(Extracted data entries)
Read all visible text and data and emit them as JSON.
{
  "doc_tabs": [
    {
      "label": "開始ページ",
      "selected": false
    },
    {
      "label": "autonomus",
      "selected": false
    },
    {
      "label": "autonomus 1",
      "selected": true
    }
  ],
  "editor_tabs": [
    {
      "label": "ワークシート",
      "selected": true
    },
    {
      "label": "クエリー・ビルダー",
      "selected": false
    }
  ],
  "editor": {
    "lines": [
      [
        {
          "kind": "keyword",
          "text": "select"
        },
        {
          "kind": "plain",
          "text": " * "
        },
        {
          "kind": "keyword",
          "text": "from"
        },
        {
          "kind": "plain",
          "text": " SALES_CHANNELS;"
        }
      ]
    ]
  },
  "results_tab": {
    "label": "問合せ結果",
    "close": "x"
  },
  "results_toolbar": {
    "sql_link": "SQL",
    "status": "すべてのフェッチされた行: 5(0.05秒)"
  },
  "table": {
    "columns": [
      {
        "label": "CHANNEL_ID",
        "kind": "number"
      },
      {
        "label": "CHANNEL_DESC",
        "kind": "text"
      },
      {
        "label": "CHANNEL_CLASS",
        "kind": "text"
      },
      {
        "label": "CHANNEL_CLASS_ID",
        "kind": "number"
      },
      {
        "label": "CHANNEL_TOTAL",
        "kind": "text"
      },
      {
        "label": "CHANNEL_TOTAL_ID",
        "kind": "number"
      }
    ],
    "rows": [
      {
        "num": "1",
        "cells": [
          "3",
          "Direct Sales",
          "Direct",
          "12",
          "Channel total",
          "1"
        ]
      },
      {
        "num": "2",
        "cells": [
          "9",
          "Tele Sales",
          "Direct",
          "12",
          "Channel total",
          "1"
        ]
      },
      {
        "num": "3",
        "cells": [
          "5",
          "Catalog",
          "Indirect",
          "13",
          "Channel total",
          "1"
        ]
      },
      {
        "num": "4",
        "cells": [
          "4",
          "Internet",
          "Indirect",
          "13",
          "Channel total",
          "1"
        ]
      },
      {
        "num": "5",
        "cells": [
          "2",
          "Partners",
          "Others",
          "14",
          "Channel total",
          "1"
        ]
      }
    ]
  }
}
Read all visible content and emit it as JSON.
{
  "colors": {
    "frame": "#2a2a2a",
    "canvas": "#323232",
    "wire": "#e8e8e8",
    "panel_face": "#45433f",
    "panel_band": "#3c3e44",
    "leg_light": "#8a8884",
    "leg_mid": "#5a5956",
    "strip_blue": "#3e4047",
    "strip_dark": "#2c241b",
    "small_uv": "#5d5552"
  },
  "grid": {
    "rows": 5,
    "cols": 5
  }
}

Given task
Here, the records must be output exactly and in full.

Written answer
Read all visible text and data and emit them as JSON.
{
  "doc_tabs": [
    {
      "label": "開始ページ",
      "selected": false
    },
    {
      "label": "autonomus",
      "selected": false
    },
    {
      "label": "autonomus 1",
      "selected": true
    }
  ],
  "editor_tabs": [
    {
      "label": "ワークシート",
      "selected": true
    },
    {
      "label": "クエリー・ビルダー",
      "selected": false
    }
  ],
  "editor": {
    "lines": [
      [
        {
          "kind": "keyword",
          "text": "select"
        },
        {
          "kind": "plain",
          "text": " * "
        },
        {
          "kind": "keyword",
          "text": "from"
        },
        {
          "kind": "plain",
          "text": " SALES_CHANNELS;"
        }
      ]
    ]
  },
  "results_tab": {
    "label": "問合せ結果",
    "close": "x"
  },
  "results_toolbar": {
    "sql_link": "SQL",
    "status": "すべてのフェッチされた行: 5(0.05秒)"
  },
  "table": {
    "columns": [
      {
        "label": "CHANNEL_ID",
        "kind": "number"
      },
      {
        "label": "CHANNEL_DESC",
        "kind": "text"
      },
      {
        "label": "CHANNEL_CLASS",
        "kind": "text"
      },
      {
        "label": "CHANNEL_CLASS_ID",
        "kind": "number"
      },
      {
        "label": "CHANNEL_TOTAL",
        "kind": "text"
      },
      {
        "label": "CHANNEL_TOTAL_ID",
        "kind": "number"
      }
    ],
    "rows": [
      {
        "num": "1",
        "cells": [
          "3",
          "Direct Sales",
          "Direct",
          "12",
          "Channel total",
          "1"
        ]
      },
      {
        "num": "2",
        "cells": [
          "9",
          "Tele Sales",
          "Direct",
          "12",
          "Channel total",
          "1"
        ]
      },
      {
        "num": "3",
        "cells": [
          "5",
          "Catalog",
          "Indirect",
          "13",
          "Channel total",
          "1"
        ]
      },
      {
        "num": "4",
        "cells": [
          "4",
          "Internet",
          "Indirect",
          "13",
          "Channel total",
          "1"
        ]
      },
      {
        "num": "5",
        "cells": [
          "2",
          "Partners",
          "Others",
          "14",
          "Channel total",
          "1"
        ]
      }
    ]
  }
}
Read all visible content and emit it as JSON.
{
  "colors": {
    "frame": "#2a2a2a",
    "canvas": "#323232",
    "wire": "#e8e8e8",
    "panel_face": "#45433f",
    "panel_band": "#3c3e44",
    "leg_light": "#8a8884",
    "leg_mid": "#5a5956",
    "strip_blue": "#3e4047",
    "strip_dark": "#2c241b",
    "small_uv": "#5d5552"
  },
  "grid": {
    "rows": 5,
    "cols": 5
  }
}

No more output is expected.